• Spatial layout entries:
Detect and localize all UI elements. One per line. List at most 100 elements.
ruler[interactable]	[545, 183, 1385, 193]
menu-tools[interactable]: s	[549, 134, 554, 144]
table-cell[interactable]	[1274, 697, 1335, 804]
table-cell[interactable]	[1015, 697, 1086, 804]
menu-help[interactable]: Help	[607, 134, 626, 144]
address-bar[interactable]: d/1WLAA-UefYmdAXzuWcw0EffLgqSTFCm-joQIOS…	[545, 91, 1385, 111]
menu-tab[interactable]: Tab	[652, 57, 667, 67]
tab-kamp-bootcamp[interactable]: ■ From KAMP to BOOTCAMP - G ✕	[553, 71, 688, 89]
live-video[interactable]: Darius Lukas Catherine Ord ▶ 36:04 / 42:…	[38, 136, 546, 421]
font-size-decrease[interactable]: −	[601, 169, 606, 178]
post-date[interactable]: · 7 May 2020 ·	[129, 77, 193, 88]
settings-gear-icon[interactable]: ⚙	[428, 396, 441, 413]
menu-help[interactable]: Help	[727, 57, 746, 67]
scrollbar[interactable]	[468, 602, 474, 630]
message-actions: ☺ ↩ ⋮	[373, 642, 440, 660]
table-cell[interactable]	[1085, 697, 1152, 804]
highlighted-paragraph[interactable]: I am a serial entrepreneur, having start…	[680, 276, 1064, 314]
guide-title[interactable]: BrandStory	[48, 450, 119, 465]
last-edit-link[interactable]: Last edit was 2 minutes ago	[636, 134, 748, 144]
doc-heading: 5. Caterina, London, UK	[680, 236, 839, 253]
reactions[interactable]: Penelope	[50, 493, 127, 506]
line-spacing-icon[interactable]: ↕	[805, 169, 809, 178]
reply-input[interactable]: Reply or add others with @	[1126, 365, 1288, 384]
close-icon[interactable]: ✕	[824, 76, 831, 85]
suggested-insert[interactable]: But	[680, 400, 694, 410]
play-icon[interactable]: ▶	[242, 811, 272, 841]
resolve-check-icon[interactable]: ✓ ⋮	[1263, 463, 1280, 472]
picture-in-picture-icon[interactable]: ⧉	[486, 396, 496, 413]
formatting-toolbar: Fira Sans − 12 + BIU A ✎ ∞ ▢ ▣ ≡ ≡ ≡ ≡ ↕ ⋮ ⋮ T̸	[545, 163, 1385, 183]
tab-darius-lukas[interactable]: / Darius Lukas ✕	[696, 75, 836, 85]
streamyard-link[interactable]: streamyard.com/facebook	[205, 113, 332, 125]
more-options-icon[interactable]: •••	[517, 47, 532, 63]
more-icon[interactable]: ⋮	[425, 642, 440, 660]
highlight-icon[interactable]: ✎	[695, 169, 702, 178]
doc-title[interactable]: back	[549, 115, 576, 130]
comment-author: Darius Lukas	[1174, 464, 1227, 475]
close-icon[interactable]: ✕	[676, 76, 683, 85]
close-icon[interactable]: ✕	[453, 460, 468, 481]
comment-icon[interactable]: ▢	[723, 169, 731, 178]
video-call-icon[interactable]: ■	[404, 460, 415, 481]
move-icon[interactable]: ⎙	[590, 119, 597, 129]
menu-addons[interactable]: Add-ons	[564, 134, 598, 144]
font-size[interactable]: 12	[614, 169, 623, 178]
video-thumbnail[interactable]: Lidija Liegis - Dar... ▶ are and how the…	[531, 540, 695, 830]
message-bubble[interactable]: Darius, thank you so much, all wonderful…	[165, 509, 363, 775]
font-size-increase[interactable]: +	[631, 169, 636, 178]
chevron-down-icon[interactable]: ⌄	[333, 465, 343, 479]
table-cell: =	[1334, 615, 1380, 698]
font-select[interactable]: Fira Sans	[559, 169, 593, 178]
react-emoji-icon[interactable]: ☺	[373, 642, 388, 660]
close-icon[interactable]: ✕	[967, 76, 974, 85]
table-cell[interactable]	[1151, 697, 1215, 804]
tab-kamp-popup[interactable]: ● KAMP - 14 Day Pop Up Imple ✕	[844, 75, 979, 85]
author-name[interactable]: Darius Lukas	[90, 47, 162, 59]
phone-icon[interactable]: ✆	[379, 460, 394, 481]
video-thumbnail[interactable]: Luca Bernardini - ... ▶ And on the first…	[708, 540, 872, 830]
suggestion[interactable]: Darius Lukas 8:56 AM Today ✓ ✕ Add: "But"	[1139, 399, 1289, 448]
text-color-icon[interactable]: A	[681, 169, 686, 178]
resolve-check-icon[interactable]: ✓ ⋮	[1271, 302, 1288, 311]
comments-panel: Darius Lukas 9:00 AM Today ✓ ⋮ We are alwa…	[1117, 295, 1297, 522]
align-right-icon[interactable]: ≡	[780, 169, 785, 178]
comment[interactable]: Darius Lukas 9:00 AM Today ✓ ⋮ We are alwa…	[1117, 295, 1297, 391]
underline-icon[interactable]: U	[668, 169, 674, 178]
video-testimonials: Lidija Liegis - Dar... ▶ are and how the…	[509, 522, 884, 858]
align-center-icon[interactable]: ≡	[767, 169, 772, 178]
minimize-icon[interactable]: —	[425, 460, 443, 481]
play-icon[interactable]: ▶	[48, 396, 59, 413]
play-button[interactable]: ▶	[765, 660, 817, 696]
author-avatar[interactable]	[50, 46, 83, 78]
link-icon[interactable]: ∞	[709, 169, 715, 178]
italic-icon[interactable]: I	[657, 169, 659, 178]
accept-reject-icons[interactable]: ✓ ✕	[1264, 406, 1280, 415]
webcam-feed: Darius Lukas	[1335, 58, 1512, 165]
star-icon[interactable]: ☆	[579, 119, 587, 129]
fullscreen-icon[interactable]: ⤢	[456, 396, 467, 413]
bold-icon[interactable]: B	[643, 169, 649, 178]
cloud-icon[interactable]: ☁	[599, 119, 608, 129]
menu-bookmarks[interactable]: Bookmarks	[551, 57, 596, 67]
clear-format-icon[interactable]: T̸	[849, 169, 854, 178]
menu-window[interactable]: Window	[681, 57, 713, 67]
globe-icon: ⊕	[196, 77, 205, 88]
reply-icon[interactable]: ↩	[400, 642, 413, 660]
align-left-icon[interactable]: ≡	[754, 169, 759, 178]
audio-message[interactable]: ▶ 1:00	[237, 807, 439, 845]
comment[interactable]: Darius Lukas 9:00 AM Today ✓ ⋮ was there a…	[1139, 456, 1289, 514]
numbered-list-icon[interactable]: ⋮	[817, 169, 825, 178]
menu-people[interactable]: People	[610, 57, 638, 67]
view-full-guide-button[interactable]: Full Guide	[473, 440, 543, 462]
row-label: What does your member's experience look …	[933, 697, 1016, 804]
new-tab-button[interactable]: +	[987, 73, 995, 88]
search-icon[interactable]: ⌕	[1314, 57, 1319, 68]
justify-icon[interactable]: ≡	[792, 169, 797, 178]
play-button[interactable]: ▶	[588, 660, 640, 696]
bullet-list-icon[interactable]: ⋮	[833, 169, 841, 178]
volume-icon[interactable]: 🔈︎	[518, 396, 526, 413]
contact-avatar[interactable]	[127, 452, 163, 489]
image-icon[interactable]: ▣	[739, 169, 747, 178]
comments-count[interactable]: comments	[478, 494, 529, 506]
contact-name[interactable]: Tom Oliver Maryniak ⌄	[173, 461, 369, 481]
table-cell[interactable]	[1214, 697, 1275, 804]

• Stated exercise: Reproduce the lines of the entries above, from the first line through the line containing "57, 667, 67]", with both ends included.

• Result of this task:
Detect and localize all UI elements. One per line. List at most 100 elements.
ruler[interactable]	[545, 183, 1385, 193]
menu-tools[interactable]: s	[549, 134, 554, 144]
table-cell[interactable]	[1274, 697, 1335, 804]
table-cell[interactable]	[1015, 697, 1086, 804]
menu-help[interactable]: Help	[607, 134, 626, 144]
address-bar[interactable]: d/1WLAA-UefYmdAXzuWcw0EffLgqSTFCm-joQIOS…	[545, 91, 1385, 111]
menu-tab[interactable]: Tab	[652, 57, 667, 67]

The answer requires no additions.